[Start PROVIDED ENTRIES]

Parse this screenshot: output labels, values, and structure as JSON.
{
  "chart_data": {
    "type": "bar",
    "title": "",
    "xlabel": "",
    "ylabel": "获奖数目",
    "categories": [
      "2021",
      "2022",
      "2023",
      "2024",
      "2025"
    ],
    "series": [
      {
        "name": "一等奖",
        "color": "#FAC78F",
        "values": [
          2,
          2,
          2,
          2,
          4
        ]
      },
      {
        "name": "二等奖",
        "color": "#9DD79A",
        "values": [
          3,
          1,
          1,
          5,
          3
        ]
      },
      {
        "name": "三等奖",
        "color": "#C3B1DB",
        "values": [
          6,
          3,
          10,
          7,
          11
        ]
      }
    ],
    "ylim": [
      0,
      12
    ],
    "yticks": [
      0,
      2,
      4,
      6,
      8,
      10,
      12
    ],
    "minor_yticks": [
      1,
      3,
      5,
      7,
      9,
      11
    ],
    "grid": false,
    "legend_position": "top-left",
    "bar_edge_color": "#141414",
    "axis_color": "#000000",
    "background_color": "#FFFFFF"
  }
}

[End PROVIDED ENTRIES]
[Start PROVIDED ENTRIES]

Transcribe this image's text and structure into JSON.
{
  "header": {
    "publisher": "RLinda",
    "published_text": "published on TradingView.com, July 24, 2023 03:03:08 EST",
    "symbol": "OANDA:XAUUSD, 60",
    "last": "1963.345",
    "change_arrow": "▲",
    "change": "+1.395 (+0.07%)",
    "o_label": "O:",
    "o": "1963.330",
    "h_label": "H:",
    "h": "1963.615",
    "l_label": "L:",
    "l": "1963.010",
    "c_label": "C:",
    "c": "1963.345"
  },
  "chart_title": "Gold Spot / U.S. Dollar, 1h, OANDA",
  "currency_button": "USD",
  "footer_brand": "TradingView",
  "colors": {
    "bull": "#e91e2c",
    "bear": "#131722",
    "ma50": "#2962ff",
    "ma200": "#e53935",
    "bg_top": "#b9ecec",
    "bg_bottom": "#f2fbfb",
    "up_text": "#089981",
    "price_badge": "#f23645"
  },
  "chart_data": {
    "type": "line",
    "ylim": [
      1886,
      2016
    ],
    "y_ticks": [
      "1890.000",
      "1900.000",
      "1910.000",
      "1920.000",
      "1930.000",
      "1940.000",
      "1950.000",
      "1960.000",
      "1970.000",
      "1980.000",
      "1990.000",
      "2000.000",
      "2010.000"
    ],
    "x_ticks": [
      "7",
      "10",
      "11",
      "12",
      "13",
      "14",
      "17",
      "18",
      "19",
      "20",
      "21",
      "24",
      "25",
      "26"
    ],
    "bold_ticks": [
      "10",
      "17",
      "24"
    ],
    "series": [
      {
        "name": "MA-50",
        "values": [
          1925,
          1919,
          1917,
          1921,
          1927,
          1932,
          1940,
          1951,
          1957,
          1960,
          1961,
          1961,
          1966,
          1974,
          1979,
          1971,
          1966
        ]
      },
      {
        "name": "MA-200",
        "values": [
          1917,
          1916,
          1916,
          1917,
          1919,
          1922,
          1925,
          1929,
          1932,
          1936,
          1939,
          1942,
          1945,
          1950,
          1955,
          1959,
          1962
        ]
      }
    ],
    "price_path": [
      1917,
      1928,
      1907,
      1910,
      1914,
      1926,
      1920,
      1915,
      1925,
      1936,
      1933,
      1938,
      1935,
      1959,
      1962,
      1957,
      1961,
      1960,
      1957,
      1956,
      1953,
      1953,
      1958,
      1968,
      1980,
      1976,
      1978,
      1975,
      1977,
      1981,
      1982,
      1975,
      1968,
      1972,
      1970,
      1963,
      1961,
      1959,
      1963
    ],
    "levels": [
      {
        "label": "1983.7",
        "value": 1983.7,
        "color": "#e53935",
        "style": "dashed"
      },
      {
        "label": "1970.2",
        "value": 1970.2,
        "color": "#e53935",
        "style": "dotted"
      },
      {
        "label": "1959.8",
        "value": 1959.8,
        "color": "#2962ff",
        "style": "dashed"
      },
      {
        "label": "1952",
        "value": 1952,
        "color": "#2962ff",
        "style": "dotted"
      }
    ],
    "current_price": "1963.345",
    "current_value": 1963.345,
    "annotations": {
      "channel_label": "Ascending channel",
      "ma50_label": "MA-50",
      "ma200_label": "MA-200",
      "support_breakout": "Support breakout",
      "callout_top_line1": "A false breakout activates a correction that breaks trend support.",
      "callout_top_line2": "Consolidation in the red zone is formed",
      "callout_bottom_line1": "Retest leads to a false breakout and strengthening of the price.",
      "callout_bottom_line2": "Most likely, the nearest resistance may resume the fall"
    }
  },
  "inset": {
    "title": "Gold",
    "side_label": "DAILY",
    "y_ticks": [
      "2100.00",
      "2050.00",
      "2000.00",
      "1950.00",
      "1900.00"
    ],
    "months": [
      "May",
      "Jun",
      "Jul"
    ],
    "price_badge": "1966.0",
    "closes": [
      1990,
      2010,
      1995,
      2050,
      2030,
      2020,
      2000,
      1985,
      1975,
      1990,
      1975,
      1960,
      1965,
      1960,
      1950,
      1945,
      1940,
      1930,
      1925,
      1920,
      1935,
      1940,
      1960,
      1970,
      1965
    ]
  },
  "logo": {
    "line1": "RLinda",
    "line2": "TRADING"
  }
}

[End PROVIDED ENTRIES]

* _TASK TO COMPLETE_:
Working from the entries above, return all lines that contain "false".

* _TASK RESPONSE_:
    "grid": false,
      "callout_top_line1": "A false breakout activates a correction that breaks trend support.",
      "callout_bottom_line1": "Retest leads to a false breakout and strengthening of the price.",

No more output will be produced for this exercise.